# READING TEXT:

● ● ● ● ●

Or you may call it subjective experience which cannot be generalized relating to all the beings.
Any kind of being which are capable of perception, We are the champions, when it comes to assessing and determining the world surrounding us.
The evolution, that phenomena which has privileged the humans in terms of perception and thought, cannot be defeated or altered in its natural course just because it has been determined as fate in advance.
Summutized as above, please submit your mortal thoughs.
We are the champions all right. All the higher intellect thingy shit. Still the only animal that kills each other for fun.
We're number 1!
We're number 1!
Quote from: SoldierofFortune on July 07, 2022, 02:20:46 AMThe evolution, that phenomena which has privileged the humans in terms of perception and thought, cannot be defeated or altered in its natural course just because it has been determined as fate in advance
So, you think evolution is a living thing that plans what and how it works???? Evolution is a total and complete neutral force of this universe. It cannot privilege any species with anything. There is a good book (or two) by this guy named Darwin--maybe you aught to read it.
Contingency and determinism in evolution: Replaying life's tape (https://www.science.org/doi/10.1126/science.aam5979)

● ● ● ● ●

Structured page-parsing data
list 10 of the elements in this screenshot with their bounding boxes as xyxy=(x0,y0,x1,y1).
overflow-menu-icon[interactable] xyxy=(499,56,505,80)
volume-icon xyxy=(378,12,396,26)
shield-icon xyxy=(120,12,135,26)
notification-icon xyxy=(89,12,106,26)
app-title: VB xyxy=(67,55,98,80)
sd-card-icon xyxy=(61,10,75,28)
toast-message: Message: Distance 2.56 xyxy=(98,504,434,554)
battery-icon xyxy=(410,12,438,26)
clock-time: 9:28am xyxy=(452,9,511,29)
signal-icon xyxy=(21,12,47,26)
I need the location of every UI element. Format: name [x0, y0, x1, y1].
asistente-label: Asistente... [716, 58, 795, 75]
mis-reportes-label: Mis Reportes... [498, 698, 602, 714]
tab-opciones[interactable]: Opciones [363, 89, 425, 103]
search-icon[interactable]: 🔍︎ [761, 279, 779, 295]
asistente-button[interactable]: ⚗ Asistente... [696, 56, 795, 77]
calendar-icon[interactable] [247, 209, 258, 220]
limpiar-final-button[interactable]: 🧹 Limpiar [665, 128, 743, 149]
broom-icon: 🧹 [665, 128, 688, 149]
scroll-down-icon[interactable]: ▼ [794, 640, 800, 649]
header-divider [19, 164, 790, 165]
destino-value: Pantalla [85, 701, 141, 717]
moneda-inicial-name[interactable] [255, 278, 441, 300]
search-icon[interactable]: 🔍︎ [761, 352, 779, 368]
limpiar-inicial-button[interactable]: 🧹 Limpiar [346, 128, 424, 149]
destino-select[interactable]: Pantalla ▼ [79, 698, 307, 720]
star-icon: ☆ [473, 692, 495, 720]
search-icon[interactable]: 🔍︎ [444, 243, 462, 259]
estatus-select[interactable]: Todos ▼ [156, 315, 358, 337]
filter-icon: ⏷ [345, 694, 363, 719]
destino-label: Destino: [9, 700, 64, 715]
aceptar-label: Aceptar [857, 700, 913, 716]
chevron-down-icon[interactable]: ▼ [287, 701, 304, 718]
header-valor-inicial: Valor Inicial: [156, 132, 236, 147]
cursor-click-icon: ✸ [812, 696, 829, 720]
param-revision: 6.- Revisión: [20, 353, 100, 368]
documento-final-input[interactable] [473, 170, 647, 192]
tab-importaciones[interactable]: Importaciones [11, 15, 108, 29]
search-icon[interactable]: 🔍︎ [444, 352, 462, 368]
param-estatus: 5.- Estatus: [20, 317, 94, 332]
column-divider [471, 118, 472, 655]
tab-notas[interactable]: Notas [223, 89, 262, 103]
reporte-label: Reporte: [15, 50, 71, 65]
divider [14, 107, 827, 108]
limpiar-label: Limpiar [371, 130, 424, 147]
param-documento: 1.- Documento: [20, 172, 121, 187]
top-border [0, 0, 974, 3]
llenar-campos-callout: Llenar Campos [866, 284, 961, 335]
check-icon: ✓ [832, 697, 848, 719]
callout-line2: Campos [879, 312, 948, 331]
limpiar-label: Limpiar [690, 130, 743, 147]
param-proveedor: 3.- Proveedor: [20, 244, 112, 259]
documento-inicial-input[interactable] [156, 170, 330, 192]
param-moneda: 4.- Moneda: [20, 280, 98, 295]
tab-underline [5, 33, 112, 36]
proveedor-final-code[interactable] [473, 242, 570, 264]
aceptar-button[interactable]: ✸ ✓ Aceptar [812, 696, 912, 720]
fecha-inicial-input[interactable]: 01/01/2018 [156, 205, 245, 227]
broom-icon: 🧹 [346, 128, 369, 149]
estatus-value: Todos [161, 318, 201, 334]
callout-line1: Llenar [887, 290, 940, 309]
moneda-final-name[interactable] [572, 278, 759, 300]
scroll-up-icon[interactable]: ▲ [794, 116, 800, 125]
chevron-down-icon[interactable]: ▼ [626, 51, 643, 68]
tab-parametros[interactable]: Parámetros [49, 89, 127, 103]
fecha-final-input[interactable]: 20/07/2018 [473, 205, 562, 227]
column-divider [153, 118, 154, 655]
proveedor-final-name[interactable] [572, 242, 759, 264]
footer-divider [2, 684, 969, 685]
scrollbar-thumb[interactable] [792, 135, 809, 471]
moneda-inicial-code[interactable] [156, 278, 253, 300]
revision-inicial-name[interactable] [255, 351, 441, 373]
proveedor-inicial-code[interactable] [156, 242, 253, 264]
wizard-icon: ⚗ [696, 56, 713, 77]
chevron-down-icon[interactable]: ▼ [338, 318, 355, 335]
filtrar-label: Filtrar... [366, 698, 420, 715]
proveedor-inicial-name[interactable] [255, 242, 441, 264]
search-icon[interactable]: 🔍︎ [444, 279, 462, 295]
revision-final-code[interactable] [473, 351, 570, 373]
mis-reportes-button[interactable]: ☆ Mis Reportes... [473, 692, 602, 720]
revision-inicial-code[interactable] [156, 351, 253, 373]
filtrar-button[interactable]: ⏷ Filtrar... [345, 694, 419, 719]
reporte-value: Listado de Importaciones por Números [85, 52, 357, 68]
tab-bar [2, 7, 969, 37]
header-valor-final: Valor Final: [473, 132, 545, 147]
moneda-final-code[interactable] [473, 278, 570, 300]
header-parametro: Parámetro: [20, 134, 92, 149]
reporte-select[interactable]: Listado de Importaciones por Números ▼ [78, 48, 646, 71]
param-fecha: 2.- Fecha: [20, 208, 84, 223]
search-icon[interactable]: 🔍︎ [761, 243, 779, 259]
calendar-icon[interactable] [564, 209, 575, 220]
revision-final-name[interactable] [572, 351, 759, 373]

● ● ● ● ●

Reproduce the entire forum discussion on evolution and human perception above, word for word.

Or you may call it subjective experience which cannot be generalized relating to all the beings.
Any kind of being which are capable of perception, We are the champions, when it comes to assessing and determining the world surrounding us.
The evolution, that phenomena which has privileged the humans in terms of perception and thought, cannot be defeated or altered in its natural course just because it has been determined as fate in advance.
Summutized as above, please submit your mortal thoughs.
We are the champions all right. All the higher intellect thingy shit. Still the only animal that kills each other for fun.
We're number 1!
We're number 1!
Quote from: SoldierofFortune on July 07, 2022, 02:20:46 AMThe evolution, that phenomena which has privileged the humans in terms of perception and thought, cannot be defeated or altered in its natural course just because it has been determined as fate in advance
So, you think evolution is a living thing that plans what and how it works???? Evolution is a total and complete neutral force of this universe. It cannot privilege any species with anything. There is a good book (or two) by this guy named Darwin--maybe you aught to read it.
Contingency and determinism in evolution: Replaying life's tape (https://www.science.org/doi/10.1126/science.aam5979)